• _Exercise_:
Gather every line of the data below that contains the string "item", matching case exactly, and reproduce each one in full.

• _The input_:

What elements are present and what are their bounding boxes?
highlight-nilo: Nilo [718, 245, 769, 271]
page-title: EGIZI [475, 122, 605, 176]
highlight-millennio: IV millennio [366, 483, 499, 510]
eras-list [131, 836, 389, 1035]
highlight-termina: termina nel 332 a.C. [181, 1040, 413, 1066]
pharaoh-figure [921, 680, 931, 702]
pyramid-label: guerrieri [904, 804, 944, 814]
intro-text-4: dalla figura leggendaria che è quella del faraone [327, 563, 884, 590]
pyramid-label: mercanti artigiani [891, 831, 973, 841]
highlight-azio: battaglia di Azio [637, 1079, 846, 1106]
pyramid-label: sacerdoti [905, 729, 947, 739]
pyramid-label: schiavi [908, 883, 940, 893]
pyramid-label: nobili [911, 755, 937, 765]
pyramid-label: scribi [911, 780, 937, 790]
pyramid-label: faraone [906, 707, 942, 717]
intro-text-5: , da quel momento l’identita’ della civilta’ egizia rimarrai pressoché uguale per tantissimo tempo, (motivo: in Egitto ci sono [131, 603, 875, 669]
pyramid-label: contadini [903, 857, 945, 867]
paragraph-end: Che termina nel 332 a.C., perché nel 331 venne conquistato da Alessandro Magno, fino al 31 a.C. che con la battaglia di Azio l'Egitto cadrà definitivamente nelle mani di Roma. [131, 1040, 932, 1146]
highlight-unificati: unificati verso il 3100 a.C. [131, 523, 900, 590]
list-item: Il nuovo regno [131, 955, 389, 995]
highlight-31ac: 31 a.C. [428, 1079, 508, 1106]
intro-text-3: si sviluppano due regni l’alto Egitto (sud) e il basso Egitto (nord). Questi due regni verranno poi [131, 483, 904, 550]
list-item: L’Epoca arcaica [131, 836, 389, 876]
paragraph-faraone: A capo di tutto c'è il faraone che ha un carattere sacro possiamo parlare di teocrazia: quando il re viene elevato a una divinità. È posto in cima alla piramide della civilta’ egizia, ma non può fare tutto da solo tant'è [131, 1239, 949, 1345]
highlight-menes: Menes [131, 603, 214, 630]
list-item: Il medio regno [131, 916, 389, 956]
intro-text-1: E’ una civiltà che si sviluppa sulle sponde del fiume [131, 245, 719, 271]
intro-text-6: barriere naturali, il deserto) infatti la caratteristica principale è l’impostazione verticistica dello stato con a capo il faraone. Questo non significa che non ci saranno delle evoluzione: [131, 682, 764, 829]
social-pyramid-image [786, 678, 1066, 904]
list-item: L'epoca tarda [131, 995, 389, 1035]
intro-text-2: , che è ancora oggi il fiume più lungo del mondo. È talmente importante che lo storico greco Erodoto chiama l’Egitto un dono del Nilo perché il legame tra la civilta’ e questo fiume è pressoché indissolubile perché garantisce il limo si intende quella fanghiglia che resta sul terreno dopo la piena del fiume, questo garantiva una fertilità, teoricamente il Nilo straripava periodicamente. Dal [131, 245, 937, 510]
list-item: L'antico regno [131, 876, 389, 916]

• _The answer_:
list-item: Il nuovo regno [131, 955, 389, 995]
list-item: L’Epoca arcaica [131, 836, 389, 876]
list-item: Il medio regno [131, 916, 389, 956]
list-item: L'epoca tarda [131, 995, 389, 1035]
list-item: L'antico regno [131, 876, 389, 916]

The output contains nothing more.